What to work on =
Return all of the entries exactly as written.

════

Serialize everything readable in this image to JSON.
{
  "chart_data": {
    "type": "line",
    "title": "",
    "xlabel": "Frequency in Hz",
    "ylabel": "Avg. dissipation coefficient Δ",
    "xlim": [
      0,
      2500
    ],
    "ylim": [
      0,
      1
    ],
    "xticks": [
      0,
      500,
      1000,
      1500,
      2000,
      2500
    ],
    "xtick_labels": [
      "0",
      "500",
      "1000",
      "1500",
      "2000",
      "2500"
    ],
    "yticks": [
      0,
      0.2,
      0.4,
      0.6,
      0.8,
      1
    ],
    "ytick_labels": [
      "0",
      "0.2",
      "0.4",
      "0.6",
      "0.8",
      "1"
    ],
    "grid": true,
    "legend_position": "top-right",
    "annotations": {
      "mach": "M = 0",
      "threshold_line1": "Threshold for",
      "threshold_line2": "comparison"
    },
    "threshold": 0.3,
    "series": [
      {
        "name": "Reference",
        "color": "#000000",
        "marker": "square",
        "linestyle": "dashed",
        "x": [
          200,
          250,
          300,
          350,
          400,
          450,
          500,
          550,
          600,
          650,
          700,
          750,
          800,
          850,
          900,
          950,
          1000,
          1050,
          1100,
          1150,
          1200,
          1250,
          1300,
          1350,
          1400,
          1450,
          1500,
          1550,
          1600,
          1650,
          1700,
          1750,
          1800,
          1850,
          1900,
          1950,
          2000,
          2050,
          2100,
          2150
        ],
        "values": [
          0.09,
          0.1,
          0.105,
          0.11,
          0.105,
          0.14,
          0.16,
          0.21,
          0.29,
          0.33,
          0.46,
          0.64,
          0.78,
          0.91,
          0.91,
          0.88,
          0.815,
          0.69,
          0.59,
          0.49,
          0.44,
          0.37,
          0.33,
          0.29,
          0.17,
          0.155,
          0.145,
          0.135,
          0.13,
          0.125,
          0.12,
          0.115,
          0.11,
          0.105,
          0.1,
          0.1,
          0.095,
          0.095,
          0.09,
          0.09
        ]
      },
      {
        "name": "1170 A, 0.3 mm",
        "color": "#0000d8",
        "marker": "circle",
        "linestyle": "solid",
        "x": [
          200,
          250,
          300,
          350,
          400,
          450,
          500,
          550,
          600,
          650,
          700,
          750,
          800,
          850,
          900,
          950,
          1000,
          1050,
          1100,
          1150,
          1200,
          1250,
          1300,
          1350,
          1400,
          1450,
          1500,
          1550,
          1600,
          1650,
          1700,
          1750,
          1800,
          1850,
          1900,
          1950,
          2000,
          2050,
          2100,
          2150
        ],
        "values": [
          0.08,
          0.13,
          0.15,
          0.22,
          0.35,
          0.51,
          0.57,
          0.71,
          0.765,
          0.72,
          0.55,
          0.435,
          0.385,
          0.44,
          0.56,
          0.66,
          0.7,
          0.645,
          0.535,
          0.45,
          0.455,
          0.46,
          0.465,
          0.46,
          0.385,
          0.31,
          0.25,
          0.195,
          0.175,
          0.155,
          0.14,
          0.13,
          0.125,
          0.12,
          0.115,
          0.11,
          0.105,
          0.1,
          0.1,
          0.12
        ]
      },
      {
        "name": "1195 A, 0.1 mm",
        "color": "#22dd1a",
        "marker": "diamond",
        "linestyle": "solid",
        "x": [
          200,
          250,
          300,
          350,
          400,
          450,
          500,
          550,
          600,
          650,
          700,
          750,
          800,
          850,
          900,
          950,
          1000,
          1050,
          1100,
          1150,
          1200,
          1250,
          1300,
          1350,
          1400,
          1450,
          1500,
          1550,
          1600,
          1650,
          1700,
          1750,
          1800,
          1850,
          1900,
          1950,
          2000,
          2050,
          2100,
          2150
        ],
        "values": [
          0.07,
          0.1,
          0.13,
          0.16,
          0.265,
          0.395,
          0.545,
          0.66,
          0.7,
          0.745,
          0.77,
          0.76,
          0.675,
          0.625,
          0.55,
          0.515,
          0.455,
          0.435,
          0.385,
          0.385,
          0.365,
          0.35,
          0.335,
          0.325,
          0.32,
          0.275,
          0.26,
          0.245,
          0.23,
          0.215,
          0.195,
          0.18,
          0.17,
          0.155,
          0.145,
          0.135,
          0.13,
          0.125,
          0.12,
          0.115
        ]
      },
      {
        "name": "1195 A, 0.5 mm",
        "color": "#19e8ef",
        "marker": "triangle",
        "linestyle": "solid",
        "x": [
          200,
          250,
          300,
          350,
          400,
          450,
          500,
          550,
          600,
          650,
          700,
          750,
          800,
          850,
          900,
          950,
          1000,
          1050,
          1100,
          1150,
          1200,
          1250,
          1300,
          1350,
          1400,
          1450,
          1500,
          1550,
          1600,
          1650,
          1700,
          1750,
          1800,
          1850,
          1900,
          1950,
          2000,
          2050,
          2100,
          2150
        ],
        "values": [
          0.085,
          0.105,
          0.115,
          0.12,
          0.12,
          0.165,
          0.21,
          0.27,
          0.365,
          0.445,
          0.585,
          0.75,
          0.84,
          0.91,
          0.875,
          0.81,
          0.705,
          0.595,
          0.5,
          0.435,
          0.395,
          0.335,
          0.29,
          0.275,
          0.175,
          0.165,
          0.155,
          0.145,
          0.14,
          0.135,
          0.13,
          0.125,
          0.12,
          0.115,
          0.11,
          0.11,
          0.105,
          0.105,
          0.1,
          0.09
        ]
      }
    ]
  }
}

════

Task output =
Serialize everything readable in this image to JSON.
{
  "chart_data": {
    "type": "line",
    "title": "",
    "xlabel": "Frequency in Hz",
    "ylabel": "Avg. dissipation coefficient Δ",
    "xlim": [
      0,
      2500
    ],
    "ylim": [
      0,
      1
    ],
    "xticks": [
      0,
      500,
      1000,
      1500,
      2000,
      2500
    ],
    "xtick_labels": [
      "0",
      "500",
      "1000",
      "1500",
      "2000",
      "2500"
    ],
    "yticks": [
      0,
      0.2,
      0.4,
      0.6,
      0.8,
      1
    ],
    "ytick_labels": [
      "0",
      "0.2",
      "0.4",
      "0.6",
      "0.8",
      "1"
    ],
    "grid": true,
    "legend_position": "top-right",
    "annotations": {
      "mach": "M = 0",
      "threshold_line1": "Threshold for",
      "threshold_line2": "comparison"
    },
    "threshold": 0.3,
    "series": [
      {
        "name": "Reference",
        "color": "#000000",
        "marker": "square",
        "linestyle": "dashed",
        "x": [
          200,
          250,
          300,
          350,
          400,
          450,
          500,
          550,
          600,
          650,
          700,
          750,
          800,
          850,
          900,
          950,
          1000,
          1050,
          1100,
          1150,
          1200,
          1250,
          1300,
          1350,
          1400,
          1450,
          1500,
          1550,
          1600,
          1650,
          1700,
          1750,
          1800,
          1850,
          1900,
          1950,
          2000,
          2050,
          2100,
          2150
        ],
        "values": [
          0.09,
          0.1,
          0.105,
          0.11,
          0.105,
          0.14,
          0.16,
          0.21,
          0.29,
          0.33,
          0.46,
          0.64,
          0.78,
          0.91,
          0.91,
          0.88,
          0.815,
          0.69,
          0.59,
          0.49,
          0.44,
          0.37,
          0.33,
          0.29,
          0.17,
          0.155,
          0.145,
          0.135,
          0.13,
          0.125,
          0.12,
          0.115,
          0.11,
          0.105,
          0.1,
          0.1,
          0.095,
          0.095,
          0.09,
          0.09
        ]
      },
      {
        "name": "1170 A, 0.3 mm",
        "color": "#0000d8",
        "marker": "circle",
        "linestyle": "solid",
        "x": [
          200,
          250,
          300,
          350,
          400,
          450,
          500,
          550,
          600,
          650,
          700,
          750,
          800,
          850,
          900,
          950,
          1000,
          1050,
          1100,
          1150,
          1200,
          1250,
          1300,
          1350,
          1400,
          1450,
          1500,
          1550,
          1600,
          1650,
          1700,
          1750,
          1800,
          1850,
          1900,
          1950,
          2000,
          2050,
          2100,
          2150
        ],
        "values": [
          0.08,
          0.13,
          0.15,
          0.22,
          0.35,
          0.51,
          0.57,
          0.71,
          0.765,
          0.72,
          0.55,
          0.435,
          0.385,
          0.44,
          0.56,
          0.66,
          0.7,
          0.645,
          0.535,
          0.45,
          0.455,
          0.46,
          0.465,
          0.46,
          0.385,
          0.31,
          0.25,
          0.195,
          0.175,
          0.155,
          0.14,
          0.13,
          0.125,
          0.12,
          0.115,
          0.11,
          0.105,
          0.1,
          0.1,
          0.12
        ]
      },
      {
        "name": "1195 A, 0.1 mm",
        "color": "#22dd1a",
        "marker": "diamond",
        "linestyle": "solid",
        "x": [
          200,
          250,
          300,
          350,
          400,
          450,
          500,
          550,
          600,
          650,
          700,
          750,
          800,
          850,
          900,
          950,
          1000,
          1050,
          1100,
          1150,
          1200,
          1250,
          1300,
          1350,
          1400,
          1450,
          1500,
          1550,
          1600,
          1650,
          1700,
          1750,
          1800,
          1850,
          1900,
          1950,
          2000,
          2050,
          2100,
          2150
        ],
        "values": [
          0.07,
          0.1,
          0.13,
          0.16,
          0.265,
          0.395,
          0.545,
          0.66,
          0.7,
          0.745,
          0.77,
          0.76,
          0.675,
          0.625,
          0.55,
          0.515,
          0.455,
          0.435,
          0.385,
          0.385,
          0.365,
          0.35,
          0.335,
          0.325,
          0.32,
          0.275,
          0.26,
          0.245,
          0.23,
          0.215,
          0.195,
          0.18,
          0.17,
          0.155,
          0.145,
          0.135,
          0.13,
          0.125,
          0.12,
          0.115
        ]
      },
      {
        "name": "1195 A, 0.5 mm",
        "color": "#19e8ef",
        "marker": "triangle",
        "linestyle": "solid",
        "x": [
          200,
          250,
          300,
          350,
          400,
          450,
          500,
          550,
          600,
          650,
          700,
          750,
          800,
          850,
          900,
          950,
          1000,
          1050,
          1100,
          1150,
          1200,
          1250,
          1300,
          1350,
          1400,
          1450,
          1500,
          1550,
          1600,
          1650,
          1700,
          1750,
          1800,
          1850,
          1900,
          1950,
          2000,
          2050,
          2100,
          2150
        ],
        "values": [
          0.085,
          0.105,
          0.115,
          0.12,
          0.12,
          0.165,
          0.21,
          0.27,
          0.365,
          0.445,
          0.585,
          0.75,
          0.84,
          0.91,
          0.875,
          0.81,
          0.705,
          0.595,
          0.5,
          0.435,
          0.395,
          0.335,
          0.29,
          0.275,
          0.175,
          0.165,
          0.155,
          0.145,
          0.14,
          0.135,
          0.13,
          0.125,
          0.12,
          0.115,
          0.11,
          0.11,
          0.105,
          0.105,
          0.1,
          0.09
        ]
      }
    ]
  }
}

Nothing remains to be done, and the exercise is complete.